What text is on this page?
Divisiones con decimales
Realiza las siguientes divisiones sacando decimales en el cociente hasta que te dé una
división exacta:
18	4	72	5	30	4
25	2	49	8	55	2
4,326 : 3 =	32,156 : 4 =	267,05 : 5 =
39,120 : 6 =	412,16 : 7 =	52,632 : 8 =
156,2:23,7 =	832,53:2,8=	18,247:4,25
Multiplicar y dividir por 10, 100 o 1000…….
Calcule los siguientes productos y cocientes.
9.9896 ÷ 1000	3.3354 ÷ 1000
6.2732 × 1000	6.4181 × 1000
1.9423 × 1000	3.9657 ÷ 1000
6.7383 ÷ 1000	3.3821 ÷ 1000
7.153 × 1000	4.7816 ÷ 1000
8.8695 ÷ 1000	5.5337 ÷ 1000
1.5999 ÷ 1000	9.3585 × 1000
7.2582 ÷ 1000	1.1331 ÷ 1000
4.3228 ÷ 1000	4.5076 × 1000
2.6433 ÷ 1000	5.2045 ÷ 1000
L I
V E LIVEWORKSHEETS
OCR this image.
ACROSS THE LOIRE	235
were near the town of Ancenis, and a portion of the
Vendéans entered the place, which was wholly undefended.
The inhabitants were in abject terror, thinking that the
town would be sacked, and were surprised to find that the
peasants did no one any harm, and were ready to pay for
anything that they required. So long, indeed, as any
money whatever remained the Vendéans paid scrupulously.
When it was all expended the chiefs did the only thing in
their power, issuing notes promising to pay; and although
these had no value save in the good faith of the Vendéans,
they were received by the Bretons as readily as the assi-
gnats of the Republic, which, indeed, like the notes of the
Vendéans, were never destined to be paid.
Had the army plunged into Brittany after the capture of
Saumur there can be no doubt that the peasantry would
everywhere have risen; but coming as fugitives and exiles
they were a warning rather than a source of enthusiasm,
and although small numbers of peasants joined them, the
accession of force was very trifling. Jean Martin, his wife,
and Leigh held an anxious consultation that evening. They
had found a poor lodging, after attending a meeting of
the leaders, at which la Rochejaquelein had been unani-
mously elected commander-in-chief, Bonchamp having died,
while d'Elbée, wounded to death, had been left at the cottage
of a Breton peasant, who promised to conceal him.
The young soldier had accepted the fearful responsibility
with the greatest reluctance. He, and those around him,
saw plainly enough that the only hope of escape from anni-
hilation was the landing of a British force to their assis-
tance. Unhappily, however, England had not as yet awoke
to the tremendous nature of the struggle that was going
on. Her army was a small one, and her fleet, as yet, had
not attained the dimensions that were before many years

--

_EXERCISE BRIEF_
Take the lines above and retype all of them exactly.

_WORKED ANSWER_
What text is on this page?
Divisiones con decimales
Realiza las siguientes divisiones sacando decimales en el cociente hasta que te dé una
división exacta:
18	4	72	5	30	4
25	2	49	8	55	2
4,326 : 3 =	32,156 : 4 =	267,05 : 5 =
39,120 : 6 =	412,16 : 7 =	52,632 : 8 =
156,2:23,7 =	832,53:2,8=	18,247:4,25
Multiplicar y dividir por 10, 100 o 1000…….
Calcule los siguientes productos y cocientes.
9.9896 ÷ 1000	3.3354 ÷ 1000
6.2732 × 1000	6.4181 × 1000
1.9423 × 1000	3.9657 ÷ 1000
6.7383 ÷ 1000	3.3821 ÷ 1000
7.153 × 1000	4.7816 ÷ 1000
8.8695 ÷ 1000	5.5337 ÷ 1000
1.5999 ÷ 1000	9.3585 × 1000
7.2582 ÷ 1000	1.1331 ÷ 1000
4.3228 ÷ 1000	4.5076 × 1000
2.6433 ÷ 1000	5.2045 ÷ 1000
L I
V E LIVEWORKSHEETS
OCR this image.
ACROSS THE LOIRE	235
were near the town of Ancenis, and a portion of the
Vendéans entered the place, which was wholly undefended.
The inhabitants were in abject terror, thinking that the
town would be sacked, and were surprised to find that the
peasants did no one any harm, and were ready to pay for
anything that they required. So long, indeed, as any
money whatever remained the Vendéans paid scrupulously.
When it was all expended the chiefs did the only thing in
their power, issuing notes promising to pay; and although
these had no value save in the good faith of the Vendéans,
they were received by the Bretons as readily as the assi-
gnats of the Republic, which, indeed, like the notes of the
Vendéans, were never destined to be paid.
Had the army plunged into Brittany after the capture of
Saumur there can be no doubt that the peasantry would
everywhere have risen; but coming as fugitives and exiles
they were a warning rather than a source of enthusiasm,
and although small numbers of peasants joined them, the
accession of force was very trifling. Jean Martin, his wife,
and Leigh held an anxious consultation that evening. They
had found a poor lodging, after attending a meeting of
the leaders, at which la Rochejaquelein had been unani-
mously elected commander-in-chief, Bonchamp having died,
while d'Elbée, wounded to death, had been left at the cottage
of a Breton peasant, who promised to conceal him.
The young soldier had accepted the fearful responsibility
with the greatest reluctance. He, and those around him,
saw plainly enough that the only hope of escape from anni-
hilation was the landing of a British force to their assis-
tance. Unhappily, however, England had not as yet awoke
to the tremendous nature of the struggle that was going
on. Her army was a small one, and her fleet, as yet, had
not attained the dimensions that were before many years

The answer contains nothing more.